Data records:
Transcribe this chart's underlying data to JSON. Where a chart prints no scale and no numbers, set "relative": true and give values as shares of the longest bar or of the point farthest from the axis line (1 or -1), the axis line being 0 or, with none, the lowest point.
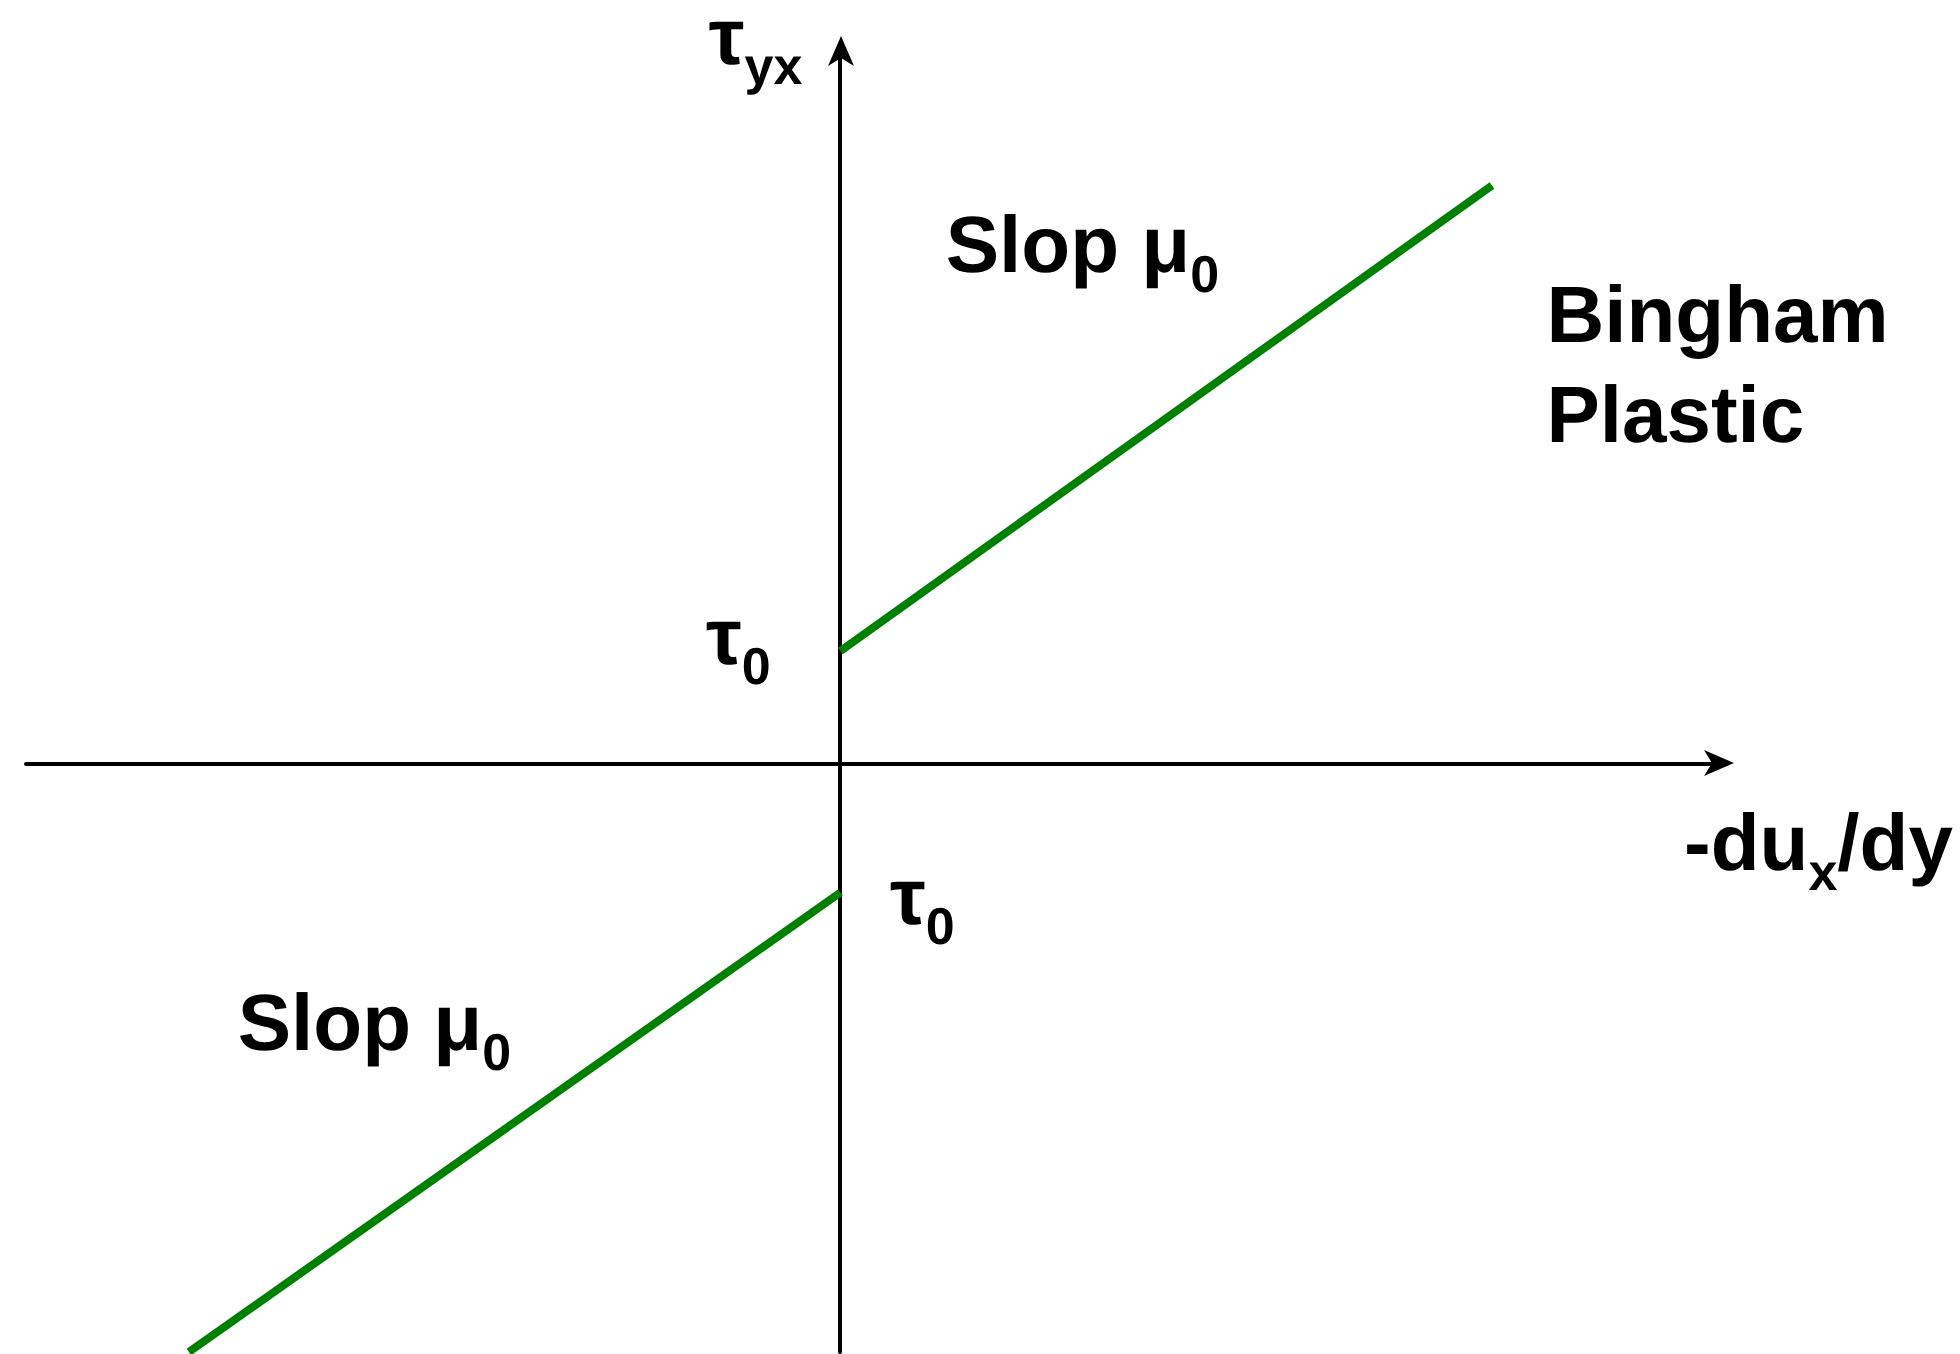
{
  "chart_data": {
    "type": "line",
    "relative": true,
    "xlabel": "-du$_{x}$/dy",
    "ylabel": "τ$_{yx}$",
    "categories": [
      null,
      null,
      null
    ],
    "series": [
      {
        "color": "#008000",
        "values": [
          -1,
          -0.22,
          null
        ]
      },
      {
        "color": "#008000",
        "values": [
          null,
          0.19,
          0.98
        ]
      }
    ],
    "annotations": [
      "Slop μ$_{0}$",
      "Bingham Plastic",
      "τ$_{0}$",
      "τ$_{0}$",
      "Slop μ$_{0}$"
    ],
    "marker": "none",
    "line_style": "solid"
  }
}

What to work on: Reproduce the whole listing word for word, setting aside any pictures.

Response to the task:
Transcribe this chart's underlying data to JSON. Where a chart prints no scale and no numbers, set "relative": true and give values as shares of the longest bar or of the point farthest from the axis line (1 or -1), the axis line being 0 or, with none, the lowest point.
{
  "chart_data": {
    "type": "line",
    "relative": true,
    "xlabel": "-du$_{x}$/dy",
    "ylabel": "τ$_{yx}$",
    "categories": [
      null,
      null,
      null
    ],
    "series": [
      {
        "color": "#008000",
        "values": [
          -1,
          -0.22,
          null
        ]
      },
      {
        "color": "#008000",
        "values": [
          null,
          0.19,
          0.98
        ]
      }
    ],
    "annotations": [
      "Slop μ$_{0}$",
      "Bingham Plastic",
      "τ$_{0}$",
      "τ$_{0}$",
      "Slop μ$_{0}$"
    ],
    "marker": "none",
    "line_style": "solid"
  }
}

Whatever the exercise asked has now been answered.